Check each line of the records below and collect those holding "color".

§ **DATASET CONTENT**

--- Start ---

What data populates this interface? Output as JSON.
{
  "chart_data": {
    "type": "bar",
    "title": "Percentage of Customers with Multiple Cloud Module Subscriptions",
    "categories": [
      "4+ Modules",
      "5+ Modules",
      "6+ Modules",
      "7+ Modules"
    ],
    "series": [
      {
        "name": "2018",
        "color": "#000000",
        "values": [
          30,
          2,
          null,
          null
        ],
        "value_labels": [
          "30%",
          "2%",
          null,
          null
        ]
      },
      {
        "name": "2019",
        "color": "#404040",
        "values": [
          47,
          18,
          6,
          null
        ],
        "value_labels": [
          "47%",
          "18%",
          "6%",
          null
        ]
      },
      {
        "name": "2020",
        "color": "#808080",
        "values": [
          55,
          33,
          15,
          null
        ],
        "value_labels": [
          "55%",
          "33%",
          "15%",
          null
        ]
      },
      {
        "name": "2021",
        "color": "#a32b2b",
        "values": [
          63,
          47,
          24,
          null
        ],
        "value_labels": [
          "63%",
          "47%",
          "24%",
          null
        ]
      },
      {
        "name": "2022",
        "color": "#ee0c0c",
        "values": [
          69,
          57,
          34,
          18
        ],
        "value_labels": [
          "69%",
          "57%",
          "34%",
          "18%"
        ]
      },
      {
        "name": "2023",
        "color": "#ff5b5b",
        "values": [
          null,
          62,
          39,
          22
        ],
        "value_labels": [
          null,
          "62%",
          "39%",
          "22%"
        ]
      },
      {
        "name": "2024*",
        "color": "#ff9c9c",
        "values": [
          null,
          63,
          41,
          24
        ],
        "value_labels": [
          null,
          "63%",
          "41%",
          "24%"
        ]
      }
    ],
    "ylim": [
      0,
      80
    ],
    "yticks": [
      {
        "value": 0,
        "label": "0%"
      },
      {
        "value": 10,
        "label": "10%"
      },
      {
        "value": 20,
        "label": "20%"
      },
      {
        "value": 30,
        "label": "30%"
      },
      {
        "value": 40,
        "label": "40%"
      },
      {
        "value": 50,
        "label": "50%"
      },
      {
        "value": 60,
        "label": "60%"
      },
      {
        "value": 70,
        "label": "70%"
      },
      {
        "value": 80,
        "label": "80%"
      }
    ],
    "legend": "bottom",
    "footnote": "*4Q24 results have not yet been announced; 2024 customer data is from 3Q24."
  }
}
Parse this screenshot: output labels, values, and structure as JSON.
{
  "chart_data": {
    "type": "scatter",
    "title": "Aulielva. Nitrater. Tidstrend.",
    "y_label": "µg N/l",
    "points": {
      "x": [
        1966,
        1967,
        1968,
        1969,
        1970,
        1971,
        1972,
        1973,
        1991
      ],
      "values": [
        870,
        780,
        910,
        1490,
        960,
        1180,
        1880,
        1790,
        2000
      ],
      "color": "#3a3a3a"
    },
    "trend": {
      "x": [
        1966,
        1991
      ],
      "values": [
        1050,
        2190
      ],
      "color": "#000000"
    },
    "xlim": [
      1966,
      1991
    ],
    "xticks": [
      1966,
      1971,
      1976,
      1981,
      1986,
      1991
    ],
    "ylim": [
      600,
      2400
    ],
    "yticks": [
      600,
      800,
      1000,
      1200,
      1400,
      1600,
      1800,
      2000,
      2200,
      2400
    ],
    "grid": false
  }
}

--- End ---

§ **TASK SOLUTION**
        "color": "#000000",
        "color": "#404040",
        "color": "#808080",
        "color": "#a32b2b",
        "color": "#ee0c0c",
        "color": "#ff5b5b",
        "color": "#ff9c9c",
      "color": "#3a3a3a"
      "color": "#000000"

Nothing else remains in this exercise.